# RECORDS FOR PROCESSING

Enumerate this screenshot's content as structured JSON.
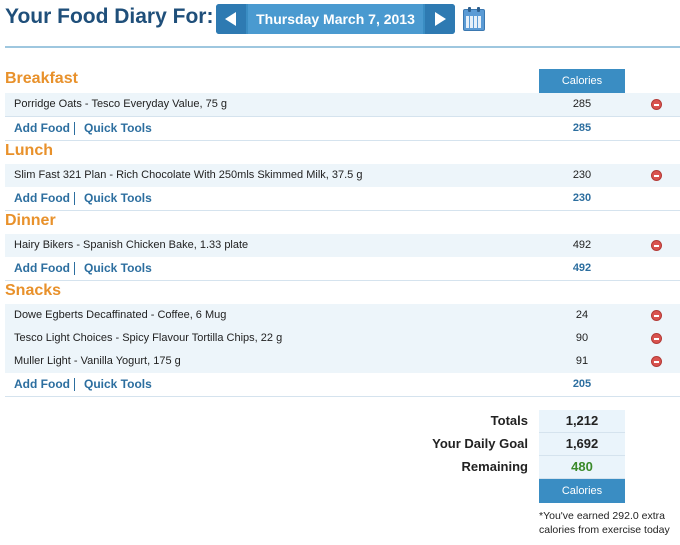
{
  "header": {
    "title": "Your Food Diary For:",
    "date": "Thursday March 7, 2013"
  },
  "columns": {
    "calories": "Calories"
  },
  "links": {
    "add_food": "Add Food",
    "quick_tools": "Quick Tools"
  },
  "meals": [
    {
      "name": "Breakfast",
      "total": "285",
      "items": [
        {
          "desc": "Porridge Oats - Tesco Everyday Value, 75 g",
          "cal": "285"
        }
      ]
    },
    {
      "name": "Lunch",
      "total": "230",
      "items": [
        {
          "desc": "Slim Fast 321 Plan - Rich Chocolate With 250mls Skimmed Milk, 37.5 g",
          "cal": "230"
        }
      ]
    },
    {
      "name": "Dinner",
      "total": "492",
      "items": [
        {
          "desc": "Hairy Bikers - Spanish Chicken Bake, 1.33 plate",
          "cal": "492"
        }
      ]
    },
    {
      "name": "Snacks",
      "total": "205",
      "items": [
        {
          "desc": "Dowe Egberts Decaffinated - Coffee, 6 Mug",
          "cal": "24"
        },
        {
          "desc": "Tesco Light Choices - Spicy Flavour Tortilla Chips, 22 g",
          "cal": "90"
        },
        {
          "desc": "Muller Light - Vanilla Yogurt, 175 g",
          "cal": "91"
        }
      ]
    }
  ],
  "summary": {
    "totals_label": "Totals",
    "totals": "1,212",
    "goal_label": "Your Daily Goal",
    "goal": "1,692",
    "remaining_label": "Remaining",
    "remaining": "480",
    "footer_label": "Calories",
    "note": "*You've earned 292.0 extra calories from exercise today"
  },
  "colors": {
    "accent": "#3a8dc3",
    "section": "#e8912b",
    "title": "#1f4f7a",
    "link": "#2c6e9f",
    "remaining": "#3a8a2a"
  },
  "icons": {
    "prev": "left-arrow-icon",
    "next": "right-arrow-icon",
    "calendar": "calendar-icon",
    "delete": "delete-icon"
  }
}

# EXERCISE OBJECTIVE
Print all of the records shown above exactly, leaving out each picture.

# EXERCISE OUTPUT
Enumerate this screenshot's content as structured JSON.
{
  "header": {
    "title": "Your Food Diary For:",
    "date": "Thursday March 7, 2013"
  },
  "columns": {
    "calories": "Calories"
  },
  "links": {
    "add_food": "Add Food",
    "quick_tools": "Quick Tools"
  },
  "meals": [
    {
      "name": "Breakfast",
      "total": "285",
      "items": [
        {
          "desc": "Porridge Oats - Tesco Everyday Value, 75 g",
          "cal": "285"
        }
      ]
    },
    {
      "name": "Lunch",
      "total": "230",
      "items": [
        {
          "desc": "Slim Fast 321 Plan - Rich Chocolate With 250mls Skimmed Milk, 37.5 g",
          "cal": "230"
        }
      ]
    },
    {
      "name": "Dinner",
      "total": "492",
      "items": [
        {
          "desc": "Hairy Bikers - Spanish Chicken Bake, 1.33 plate",
          "cal": "492"
        }
      ]
    },
    {
      "name": "Snacks",
      "total": "205",
      "items": [
        {
          "desc": "Dowe Egberts Decaffinated - Coffee, 6 Mug",
          "cal": "24"
        },
        {
          "desc": "Tesco Light Choices - Spicy Flavour Tortilla Chips, 22 g",
          "cal": "90"
        },
        {
          "desc": "Muller Light - Vanilla Yogurt, 175 g",
          "cal": "91"
        }
      ]
    }
  ],
  "summary": {
    "totals_label": "Totals",
    "totals": "1,212",
    "goal_label": "Your Daily Goal",
    "goal": "1,692",
    "remaining_label": "Remaining",
    "remaining": "480",
    "footer_label": "Calories",
    "note": "*You've earned 292.0 extra calories from exercise today"
  },
  "colors": {
    "accent": "#3a8dc3",
    "section": "#e8912b",
    "title": "#1f4f7a",
    "link": "#2c6e9f",
    "remaining": "#3a8a2a"
  },
  "icons": {
    "prev": "left-arrow-icon",
    "next": "right-arrow-icon",
    "calendar": "calendar-icon",
    "delete": "delete-icon"
  }
}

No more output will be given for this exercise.